┏━━

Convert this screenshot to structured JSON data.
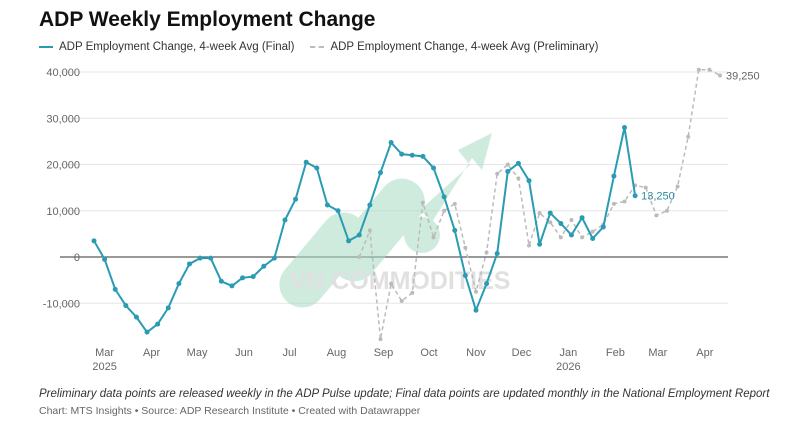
{
  "chart_data": {
    "type": "line",
    "title": "ADP Weekly Employment Change",
    "xlabel": "",
    "ylabel": "",
    "ylim": [
      -20000,
      40000
    ],
    "yticks": [
      -10000,
      0,
      10000,
      20000,
      30000,
      40000
    ],
    "ytick_labels": [
      "-10,000",
      "0",
      "10,000",
      "20,000",
      "30,000",
      "40,000"
    ],
    "xticks": [
      {
        "date": "2025-03-01",
        "label": "Mar",
        "sub": "2025"
      },
      {
        "date": "2025-04-01",
        "label": "Apr",
        "sub": ""
      },
      {
        "date": "2025-05-01",
        "label": "May",
        "sub": ""
      },
      {
        "date": "2025-06-01",
        "label": "Jun",
        "sub": ""
      },
      {
        "date": "2025-07-01",
        "label": "Jul",
        "sub": ""
      },
      {
        "date": "2025-08-01",
        "label": "Aug",
        "sub": ""
      },
      {
        "date": "2025-09-01",
        "label": "Sep",
        "sub": ""
      },
      {
        "date": "2025-10-01",
        "label": "Oct",
        "sub": ""
      },
      {
        "date": "2025-11-01",
        "label": "Nov",
        "sub": ""
      },
      {
        "date": "2025-12-01",
        "label": "Dec",
        "sub": ""
      },
      {
        "date": "2026-01-01",
        "label": "Jan",
        "sub": "2026"
      },
      {
        "date": "2026-02-01",
        "label": "Feb",
        "sub": ""
      },
      {
        "date": "2026-03-01",
        "label": "Mar",
        "sub": ""
      },
      {
        "date": "2026-04-01",
        "label": "Apr",
        "sub": ""
      }
    ],
    "grid": true,
    "legend_placement": "top-left",
    "series": [
      {
        "name": "ADP Employment Change, 4-week Avg (Final)",
        "color": "#2a9bb3",
        "style": "solid",
        "end_label": "13,250",
        "x": [
          "2025-02-22",
          "2025-03-01",
          "2025-03-08",
          "2025-03-15",
          "2025-03-22",
          "2025-03-29",
          "2025-04-05",
          "2025-04-12",
          "2025-04-19",
          "2025-04-26",
          "2025-05-03",
          "2025-05-10",
          "2025-05-17",
          "2025-05-24",
          "2025-05-31",
          "2025-06-07",
          "2025-06-14",
          "2025-06-21",
          "2025-06-28",
          "2025-07-05",
          "2025-07-12",
          "2025-07-19",
          "2025-07-26",
          "2025-08-02",
          "2025-08-09",
          "2025-08-16",
          "2025-08-23",
          "2025-08-30",
          "2025-09-06",
          "2025-09-13",
          "2025-09-20",
          "2025-09-27",
          "2025-10-04",
          "2025-10-11",
          "2025-10-18",
          "2025-10-25",
          "2025-11-01",
          "2025-11-08",
          "2025-11-15",
          "2025-11-22",
          "2025-11-29",
          "2025-12-06",
          "2025-12-13",
          "2025-12-20",
          "2025-12-27",
          "2026-01-03",
          "2026-01-10",
          "2026-01-17",
          "2026-01-24",
          "2026-01-31",
          "2026-02-07",
          "2026-02-14"
        ],
        "values": [
          3500,
          -500,
          -7000,
          -10500,
          -13000,
          -16250,
          -14500,
          -11000,
          -5750,
          -1500,
          -250,
          -250,
          -5250,
          -6250,
          -4500,
          -4250,
          -2000,
          -250,
          8000,
          12500,
          20500,
          19250,
          11250,
          10000,
          3500,
          4750,
          11250,
          18250,
          24750,
          22250,
          22000,
          21750,
          19250,
          13000,
          5750,
          -4000,
          -11500,
          -5750,
          750,
          18500,
          20250,
          16500,
          2750,
          9500,
          7250,
          4750,
          8500,
          4000,
          6500,
          17500,
          28000,
          13250
        ]
      },
      {
        "name": "ADP Employment Change, 4-week Avg (Preliminary)",
        "color": "#bbbbbb",
        "style": "dashed",
        "end_label": "39,250",
        "x": [
          "2025-08-16",
          "2025-08-23",
          "2025-08-30",
          "2025-09-06",
          "2025-09-13",
          "2025-09-20",
          "2025-09-27",
          "2025-10-04",
          "2025-10-11",
          "2025-10-18",
          "2025-10-25",
          "2025-11-01",
          "2025-11-08",
          "2025-11-15",
          "2025-11-22",
          "2025-11-29",
          "2025-12-06",
          "2025-12-13",
          "2025-12-20",
          "2025-12-27",
          "2026-01-03",
          "2026-01-10",
          "2026-01-17",
          "2026-01-24",
          "2026-01-31",
          "2026-02-07",
          "2026-02-14",
          "2026-02-21",
          "2026-02-28",
          "2026-03-07",
          "2026-03-14",
          "2026-03-21",
          "2026-03-28",
          "2026-04-04",
          "2026-04-11"
        ],
        "values": [
          0,
          5750,
          -17750,
          -5750,
          -9500,
          -7750,
          11750,
          4250,
          10000,
          11500,
          2000,
          -7500,
          1000,
          18000,
          20000,
          17000,
          2500,
          9500,
          7500,
          4250,
          8000,
          4250,
          5500,
          7000,
          11500,
          12000,
          15500,
          15000,
          9000,
          10000,
          15250,
          26000,
          40500,
          40500,
          39250
        ]
      }
    ]
  },
  "footer": {
    "note": "Preliminary data points are released weekly in the ADP Pulse update; Final data points are updated monthly in the National Employment Report",
    "credit": "Chart: MTS Insights • Source: ADP Research Institute • Created with Datawrapper"
  },
  "watermark": {
    "text": "VN COMMODITIES",
    "color": "#a8dcc4"
  }
}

┗━━

◆ Goal:
Quote every entry exactly, with the pictures omitted.

◆ Response to this task:
Convert this screenshot to structured JSON data.
{
  "chart_data": {
    "type": "line",
    "title": "ADP Weekly Employment Change",
    "xlabel": "",
    "ylabel": "",
    "ylim": [
      -20000,
      40000
    ],
    "yticks": [
      -10000,
      0,
      10000,
      20000,
      30000,
      40000
    ],
    "ytick_labels": [
      "-10,000",
      "0",
      "10,000",
      "20,000",
      "30,000",
      "40,000"
    ],
    "xticks": [
      {
        "date": "2025-03-01",
        "label": "Mar",
        "sub": "2025"
      },
      {
        "date": "2025-04-01",
        "label": "Apr",
        "sub": ""
      },
      {
        "date": "2025-05-01",
        "label": "May",
        "sub": ""
      },
      {
        "date": "2025-06-01",
        "label": "Jun",
        "sub": ""
      },
      {
        "date": "2025-07-01",
        "label": "Jul",
        "sub": ""
      },
      {
        "date": "2025-08-01",
        "label": "Aug",
        "sub": ""
      },
      {
        "date": "2025-09-01",
        "label": "Sep",
        "sub": ""
      },
      {
        "date": "2025-10-01",
        "label": "Oct",
        "sub": ""
      },
      {
        "date": "2025-11-01",
        "label": "Nov",
        "sub": ""
      },
      {
        "date": "2025-12-01",
        "label": "Dec",
        "sub": ""
      },
      {
        "date": "2026-01-01",
        "label": "Jan",
        "sub": "2026"
      },
      {
        "date": "2026-02-01",
        "label": "Feb",
        "sub": ""
      },
      {
        "date": "2026-03-01",
        "label": "Mar",
        "sub": ""
      },
      {
        "date": "2026-04-01",
        "label": "Apr",
        "sub": ""
      }
    ],
    "grid": true,
    "legend_placement": "top-left",
    "series": [
      {
        "name": "ADP Employment Change, 4-week Avg (Final)",
        "color": "#2a9bb3",
        "style": "solid",
        "end_label": "13,250",
        "x": [
          "2025-02-22",
          "2025-03-01",
          "2025-03-08",
          "2025-03-15",
          "2025-03-22",
          "2025-03-29",
          "2025-04-05",
          "2025-04-12",
          "2025-04-19",
          "2025-04-26",
          "2025-05-03",
          "2025-05-10",
          "2025-05-17",
          "2025-05-24",
          "2025-05-31",
          "2025-06-07",
          "2025-06-14",
          "2025-06-21",
          "2025-06-28",
          "2025-07-05",
          "2025-07-12",
          "2025-07-19",
          "2025-07-26",
          "2025-08-02",
          "2025-08-09",
          "2025-08-16",
          "2025-08-23",
          "2025-08-30",
          "2025-09-06",
          "2025-09-13",
          "2025-09-20",
          "2025-09-27",
          "2025-10-04",
          "2025-10-11",
          "2025-10-18",
          "2025-10-25",
          "2025-11-01",
          "2025-11-08",
          "2025-11-15",
          "2025-11-22",
          "2025-11-29",
          "2025-12-06",
          "2025-12-13",
          "2025-12-20",
          "2025-12-27",
          "2026-01-03",
          "2026-01-10",
          "2026-01-17",
          "2026-01-24",
          "2026-01-31",
          "2026-02-07",
          "2026-02-14"
        ],
        "values": [
          3500,
          -500,
          -7000,
          -10500,
          -13000,
          -16250,
          -14500,
          -11000,
          -5750,
          -1500,
          -250,
          -250,
          -5250,
          -6250,
          -4500,
          -4250,
          -2000,
          -250,
          8000,
          12500,
          20500,
          19250,
          11250,
          10000,
          3500,
          4750,
          11250,
          18250,
          24750,
          22250,
          22000,
          21750,
          19250,
          13000,
          5750,
          -4000,
          -11500,
          -5750,
          750,
          18500,
          20250,
          16500,
          2750,
          9500,
          7250,
          4750,
          8500,
          4000,
          6500,
          17500,
          28000,
          13250
        ]
      },
      {
        "name": "ADP Employment Change, 4-week Avg (Preliminary)",
        "color": "#bbbbbb",
        "style": "dashed",
        "end_label": "39,250",
        "x": [
          "2025-08-16",
          "2025-08-23",
          "2025-08-30",
          "2025-09-06",
          "2025-09-13",
          "2025-09-20",
          "2025-09-27",
          "2025-10-04",
          "2025-10-11",
          "2025-10-18",
          "2025-10-25",
          "2025-11-01",
          "2025-11-08",
          "2025-11-15",
          "2025-11-22",
          "2025-11-29",
          "2025-12-06",
          "2025-12-13",
          "2025-12-20",
          "2025-12-27",
          "2026-01-03",
          "2026-01-10",
          "2026-01-17",
          "2026-01-24",
          "2026-01-31",
          "2026-02-07",
          "2026-02-14",
          "2026-02-21",
          "2026-02-28",
          "2026-03-07",
          "2026-03-14",
          "2026-03-21",
          "2026-03-28",
          "2026-04-04",
          "2026-04-11"
        ],
        "values": [
          0,
          5750,
          -17750,
          -5750,
          -9500,
          -7750,
          11750,
          4250,
          10000,
          11500,
          2000,
          -7500,
          1000,
          18000,
          20000,
          17000,
          2500,
          9500,
          7500,
          4250,
          8000,
          4250,
          5500,
          7000,
          11500,
          12000,
          15500,
          15000,
          9000,
          10000,
          15250,
          26000,
          40500,
          40500,
          39250
        ]
      }
    ]
  },
  "footer": {
    "note": "Preliminary data points are released weekly in the ADP Pulse update; Final data points are updated monthly in the National Employment Report",
    "credit": "Chart: MTS Insights • Source: ADP Research Institute • Created with Datawrapper"
  },
  "watermark": {
    "text": "VN COMMODITIES",
    "color": "#a8dcc4"
  }
}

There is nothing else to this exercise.